* _What you are asked to do_
Locate each line holding the string "只有这样" and copy it.

* _The data_
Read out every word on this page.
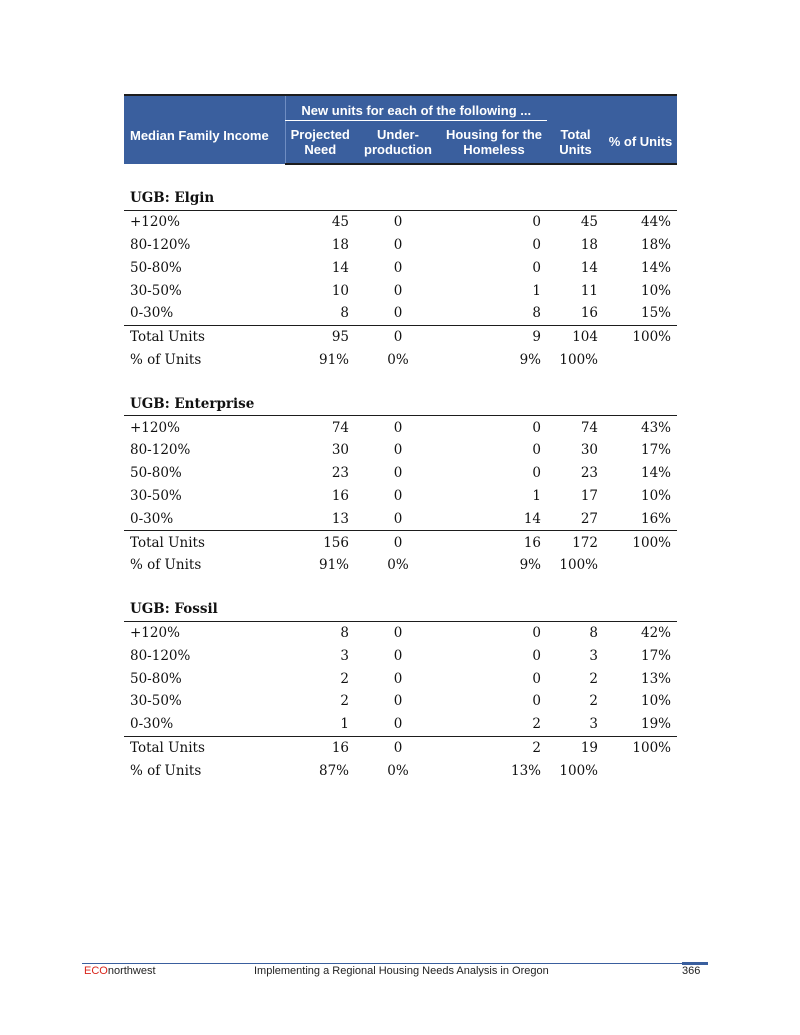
Median Family Income	New units for each of the following ...				
	Projected Need	Under-production	Housing for the Homeless	Total Units	% of Units

UGB: Elgin					
+120%	45	0	0	45	44%
80-120%	18	0	0	18	18%
50-80%	14	0	0	14	14%
30-50%	10	0	1	11	10%
0-30%	8	0	8	16	15%
Total Units	95	0	9	104	100%
% of Units	91%	0%	9%	100%	

UGB: Enterprise					
+120%	74	0	0	74	43%
80-120%	30	0	0	30	17%
50-80%	23	0	0	23	14%
30-50%	16	0	1	17	10%
0-30%	13	0	14	27	16%
Total Units	156	0	16	172	100%
% of Units	91%	0%	9%	100%	

UGB: Fossil					
+120%	8	0	0	8	42%
80-120%	3	0	0	3	17%
50-80%	2	0	0	2	13%
30-50%	2	0	0	2	10%
0-30%	1	0	2	3	19%
Total Units	16	0	2	19	100%
% of Units	87%	0%	13%	100%	
ECOnorthwest	Implementing a Regional Housing Needs Analysis in Oregon	366
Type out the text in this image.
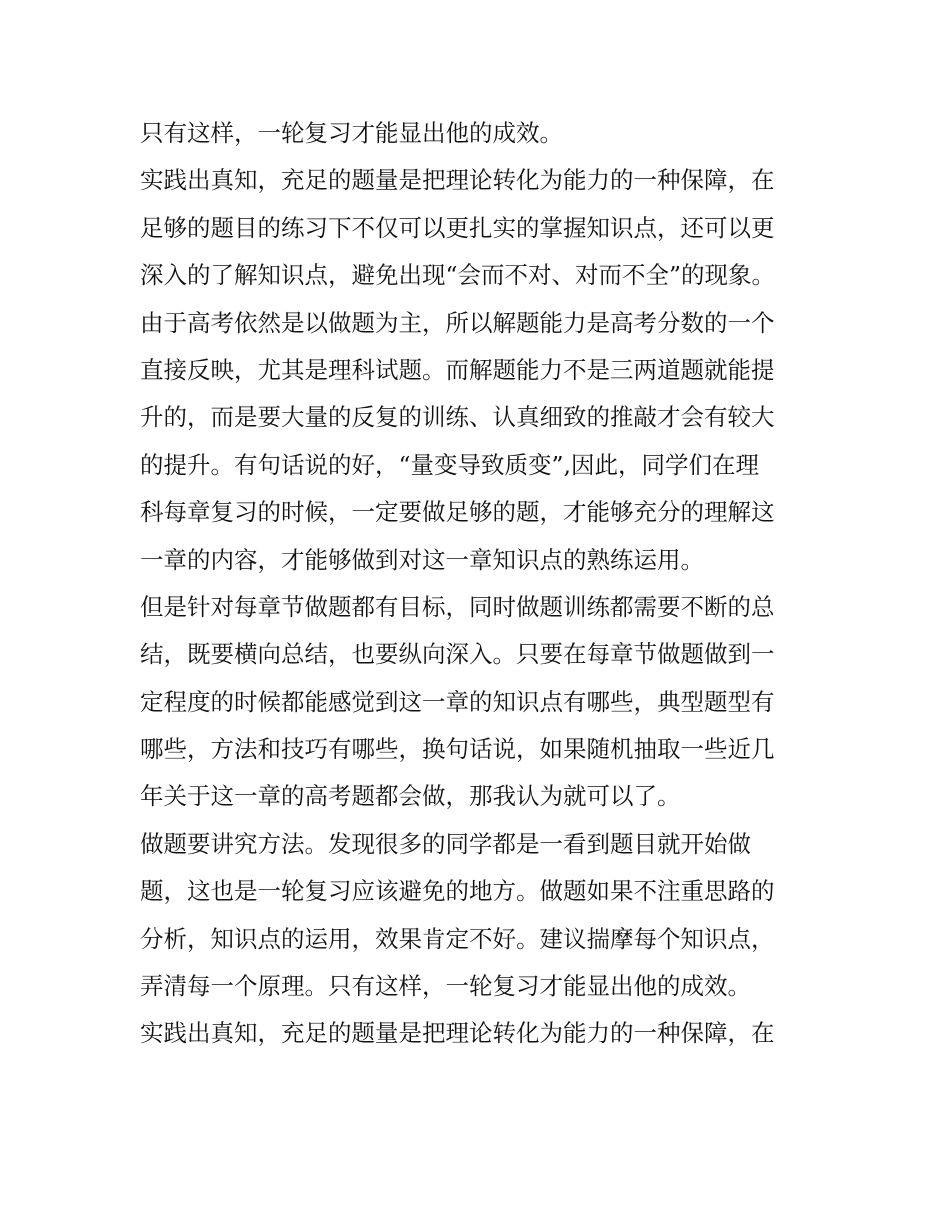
只有这样，一轮复习才能显出他的成效。
实践出真知，充足的题量是把理论转化为能力的一种保障，在
足够的题目的练习下不仅可以更扎实的掌握知识点，还可以更
深入的了解知识点，避免出现“会而不对、对而不全”的现象。
由于高考依然是以做题为主，所以解题能力是高考分数的一个
直接反映，尤其是理科试题。而解题能力不是三两道题就能提
升的，而是要大量的反复的训练、认真细致的推敲才会有较大
的提升。有句话说的好，“量变导致质变”,因此，同学们在理
科每章复习的时候，一定要做足够的题，才能够充分的理解这
一章的内容，才能够做到对这一章知识点的熟练运用。
但是针对每章节做题都有目标，同时做题训练都需要不断的总
结，既要横向总结，也要纵向深入。只要在每章节做题做到一
定程度的时候都能感觉到这一章的知识点有哪些，典型题型有
哪些，方法和技巧有哪些，换句话说，如果随机抽取一些近几
年关于这一章的高考题都会做，那我认为就可以了。
做题要讲究方法。发现很多的同学都是一看到题目就开始做
题，这也是一轮复习应该避免的地方。做题如果不注重思路的
分析，知识点的运用，效果肯定不好。建议揣摩每个知识点，
弄清每一个原理。只有这样，一轮复习才能显出他的成效。
实践出真知，充足的题量是把理论转化为能力的一种保障，在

* _Exercise response_
只有这样，一轮复习才能显出他的成效。
弄清每一个原理。只有这样，一轮复习才能显出他的成效。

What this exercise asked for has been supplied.